[INFORMATION PROVIDED start]

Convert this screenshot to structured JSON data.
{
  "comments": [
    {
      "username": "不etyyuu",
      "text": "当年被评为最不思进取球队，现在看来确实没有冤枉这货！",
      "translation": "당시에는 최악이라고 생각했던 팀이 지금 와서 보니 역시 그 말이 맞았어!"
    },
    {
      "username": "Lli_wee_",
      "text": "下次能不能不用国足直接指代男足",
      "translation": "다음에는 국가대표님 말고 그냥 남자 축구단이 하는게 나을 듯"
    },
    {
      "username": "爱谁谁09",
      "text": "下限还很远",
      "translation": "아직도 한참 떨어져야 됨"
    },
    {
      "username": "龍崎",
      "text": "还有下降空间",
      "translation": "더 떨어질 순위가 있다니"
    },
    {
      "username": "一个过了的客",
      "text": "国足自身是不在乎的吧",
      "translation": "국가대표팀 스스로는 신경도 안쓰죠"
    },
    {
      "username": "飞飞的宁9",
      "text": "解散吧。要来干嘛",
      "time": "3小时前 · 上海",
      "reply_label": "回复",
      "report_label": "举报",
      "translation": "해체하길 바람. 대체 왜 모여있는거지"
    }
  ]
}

[INFORMATION PROVIDED end]

§ **WORK TO BE COMPLETED**
Reproduce all of the data exactly as given.

§ **WORKED SOLUTION**
Convert this screenshot to structured JSON data.
{
  "comments": [
    {
      "username": "不etyyuu",
      "text": "当年被评为最不思进取球队，现在看来确实没有冤枉这货！",
      "translation": "당시에는 최악이라고 생각했던 팀이 지금 와서 보니 역시 그 말이 맞았어!"
    },
    {
      "username": "Lli_wee_",
      "text": "下次能不能不用国足直接指代男足",
      "translation": "다음에는 국가대표님 말고 그냥 남자 축구단이 하는게 나을 듯"
    },
    {
      "username": "爱谁谁09",
      "text": "下限还很远",
      "translation": "아직도 한참 떨어져야 됨"
    },
    {
      "username": "龍崎",
      "text": "还有下降空间",
      "translation": "더 떨어질 순위가 있다니"
    },
    {
      "username": "一个过了的客",
      "text": "国足自身是不在乎的吧",
      "translation": "국가대표팀 스스로는 신경도 안쓰죠"
    },
    {
      "username": "飞飞的宁9",
      "text": "解散吧。要来干嘛",
      "time": "3小时前 · 上海",
      "reply_label": "回复",
      "report_label": "举报",
      "translation": "해체하길 바람. 대체 왜 모여있는거지"
    }
  ]
}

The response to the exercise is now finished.